-------- INPUT MATERIAL --------

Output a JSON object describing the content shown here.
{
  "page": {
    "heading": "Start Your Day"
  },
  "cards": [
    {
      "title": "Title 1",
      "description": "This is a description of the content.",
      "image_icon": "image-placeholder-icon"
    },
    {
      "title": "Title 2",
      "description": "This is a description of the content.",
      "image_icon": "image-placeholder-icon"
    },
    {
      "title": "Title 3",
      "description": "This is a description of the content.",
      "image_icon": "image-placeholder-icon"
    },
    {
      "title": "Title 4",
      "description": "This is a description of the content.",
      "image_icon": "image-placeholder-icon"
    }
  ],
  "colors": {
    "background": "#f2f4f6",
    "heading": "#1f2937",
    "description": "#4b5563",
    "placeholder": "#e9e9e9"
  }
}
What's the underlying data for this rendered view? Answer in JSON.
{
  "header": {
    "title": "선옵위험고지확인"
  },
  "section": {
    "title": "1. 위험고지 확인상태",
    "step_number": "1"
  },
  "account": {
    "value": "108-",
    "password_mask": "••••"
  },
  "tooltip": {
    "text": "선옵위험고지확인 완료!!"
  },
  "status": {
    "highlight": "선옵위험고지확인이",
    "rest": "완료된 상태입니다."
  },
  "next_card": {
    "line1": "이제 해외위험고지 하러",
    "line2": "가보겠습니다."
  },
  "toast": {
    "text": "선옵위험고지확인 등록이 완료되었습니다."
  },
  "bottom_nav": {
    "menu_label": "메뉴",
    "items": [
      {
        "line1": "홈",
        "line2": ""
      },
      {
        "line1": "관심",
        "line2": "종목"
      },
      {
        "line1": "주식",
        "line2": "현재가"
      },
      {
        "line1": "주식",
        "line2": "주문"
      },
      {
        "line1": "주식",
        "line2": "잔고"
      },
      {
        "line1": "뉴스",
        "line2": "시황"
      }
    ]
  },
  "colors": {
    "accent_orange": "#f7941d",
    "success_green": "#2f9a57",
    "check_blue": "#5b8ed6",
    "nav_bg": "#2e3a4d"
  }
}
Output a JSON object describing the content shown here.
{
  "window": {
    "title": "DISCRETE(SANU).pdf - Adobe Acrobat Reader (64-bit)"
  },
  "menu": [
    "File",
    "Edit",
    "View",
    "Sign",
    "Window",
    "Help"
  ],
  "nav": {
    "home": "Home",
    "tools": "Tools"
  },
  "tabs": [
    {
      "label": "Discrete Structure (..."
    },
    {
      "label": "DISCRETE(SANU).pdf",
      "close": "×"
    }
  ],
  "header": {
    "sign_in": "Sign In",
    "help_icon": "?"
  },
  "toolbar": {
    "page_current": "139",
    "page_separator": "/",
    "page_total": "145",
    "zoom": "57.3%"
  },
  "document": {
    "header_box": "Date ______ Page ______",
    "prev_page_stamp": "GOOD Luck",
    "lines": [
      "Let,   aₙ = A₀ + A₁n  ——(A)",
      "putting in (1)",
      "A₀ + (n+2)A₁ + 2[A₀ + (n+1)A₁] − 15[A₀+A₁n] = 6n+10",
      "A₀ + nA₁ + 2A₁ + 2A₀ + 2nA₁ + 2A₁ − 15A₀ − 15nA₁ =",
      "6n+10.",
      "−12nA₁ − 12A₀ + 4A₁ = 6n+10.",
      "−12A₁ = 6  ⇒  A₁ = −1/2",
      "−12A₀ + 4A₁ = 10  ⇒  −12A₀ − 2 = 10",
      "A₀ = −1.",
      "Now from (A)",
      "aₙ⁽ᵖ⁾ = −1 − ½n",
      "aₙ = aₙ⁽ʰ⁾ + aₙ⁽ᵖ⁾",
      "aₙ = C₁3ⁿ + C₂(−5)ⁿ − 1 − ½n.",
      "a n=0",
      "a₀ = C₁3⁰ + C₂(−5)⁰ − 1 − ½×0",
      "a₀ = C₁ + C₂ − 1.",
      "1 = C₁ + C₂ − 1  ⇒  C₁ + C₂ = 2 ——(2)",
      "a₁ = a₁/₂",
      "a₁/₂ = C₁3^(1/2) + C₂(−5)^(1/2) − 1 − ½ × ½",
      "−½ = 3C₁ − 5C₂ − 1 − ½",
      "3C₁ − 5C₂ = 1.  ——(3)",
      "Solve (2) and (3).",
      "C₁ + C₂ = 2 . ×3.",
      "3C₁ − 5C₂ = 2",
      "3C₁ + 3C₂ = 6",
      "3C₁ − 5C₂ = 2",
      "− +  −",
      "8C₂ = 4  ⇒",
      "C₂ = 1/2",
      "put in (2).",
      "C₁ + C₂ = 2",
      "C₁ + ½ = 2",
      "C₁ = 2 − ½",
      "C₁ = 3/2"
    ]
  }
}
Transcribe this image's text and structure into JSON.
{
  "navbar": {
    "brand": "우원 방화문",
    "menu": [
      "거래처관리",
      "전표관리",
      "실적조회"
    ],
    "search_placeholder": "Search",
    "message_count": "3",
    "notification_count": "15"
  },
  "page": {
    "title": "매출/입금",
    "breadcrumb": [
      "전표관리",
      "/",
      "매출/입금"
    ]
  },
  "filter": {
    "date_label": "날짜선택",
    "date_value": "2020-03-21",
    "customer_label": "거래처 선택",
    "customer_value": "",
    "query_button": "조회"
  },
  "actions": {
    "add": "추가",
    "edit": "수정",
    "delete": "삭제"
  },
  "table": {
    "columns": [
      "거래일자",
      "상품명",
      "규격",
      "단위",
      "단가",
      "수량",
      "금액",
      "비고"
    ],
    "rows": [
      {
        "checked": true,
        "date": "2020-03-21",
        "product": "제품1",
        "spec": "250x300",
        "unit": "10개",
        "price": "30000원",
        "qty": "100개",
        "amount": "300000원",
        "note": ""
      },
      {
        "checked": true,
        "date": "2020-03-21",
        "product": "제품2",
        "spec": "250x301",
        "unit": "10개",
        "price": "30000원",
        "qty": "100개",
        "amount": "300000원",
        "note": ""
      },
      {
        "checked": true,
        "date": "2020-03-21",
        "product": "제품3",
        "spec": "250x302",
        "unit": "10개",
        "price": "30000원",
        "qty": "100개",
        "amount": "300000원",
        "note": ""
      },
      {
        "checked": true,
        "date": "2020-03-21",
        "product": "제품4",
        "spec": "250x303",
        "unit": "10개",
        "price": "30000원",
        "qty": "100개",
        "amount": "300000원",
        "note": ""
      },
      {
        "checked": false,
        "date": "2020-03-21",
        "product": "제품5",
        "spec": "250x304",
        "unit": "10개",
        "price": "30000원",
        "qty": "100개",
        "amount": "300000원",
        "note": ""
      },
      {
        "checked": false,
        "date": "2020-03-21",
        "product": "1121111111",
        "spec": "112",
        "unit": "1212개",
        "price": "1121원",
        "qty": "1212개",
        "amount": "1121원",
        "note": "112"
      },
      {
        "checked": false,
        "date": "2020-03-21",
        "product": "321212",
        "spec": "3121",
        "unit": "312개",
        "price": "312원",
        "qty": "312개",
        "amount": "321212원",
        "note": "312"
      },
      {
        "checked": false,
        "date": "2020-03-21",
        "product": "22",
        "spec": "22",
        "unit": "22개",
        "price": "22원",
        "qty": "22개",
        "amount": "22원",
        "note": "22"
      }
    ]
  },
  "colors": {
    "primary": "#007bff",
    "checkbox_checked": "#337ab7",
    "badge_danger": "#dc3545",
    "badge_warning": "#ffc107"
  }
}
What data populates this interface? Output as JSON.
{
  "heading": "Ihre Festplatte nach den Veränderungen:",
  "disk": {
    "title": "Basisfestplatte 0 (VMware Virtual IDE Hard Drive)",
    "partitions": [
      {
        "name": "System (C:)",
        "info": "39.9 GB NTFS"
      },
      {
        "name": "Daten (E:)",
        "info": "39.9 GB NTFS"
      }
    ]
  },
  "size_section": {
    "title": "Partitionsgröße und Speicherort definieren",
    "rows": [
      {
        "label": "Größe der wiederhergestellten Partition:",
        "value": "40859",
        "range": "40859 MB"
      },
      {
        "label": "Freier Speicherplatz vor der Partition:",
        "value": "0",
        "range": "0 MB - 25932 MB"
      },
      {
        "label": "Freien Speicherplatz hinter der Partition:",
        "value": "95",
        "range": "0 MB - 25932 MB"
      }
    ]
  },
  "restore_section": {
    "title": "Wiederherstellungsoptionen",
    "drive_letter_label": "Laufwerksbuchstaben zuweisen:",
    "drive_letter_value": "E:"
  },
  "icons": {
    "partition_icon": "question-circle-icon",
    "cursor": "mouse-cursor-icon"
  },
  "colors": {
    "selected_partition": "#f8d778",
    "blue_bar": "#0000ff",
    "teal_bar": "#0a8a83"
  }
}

--------

AIM OF THE EXERCISE:
From the entries, report each line that includes the word "data".

EXERCISE OUTPUT:
What's the underlying data for this rendered view? Answer in JSON.
What data populates this interface? Output as JSON.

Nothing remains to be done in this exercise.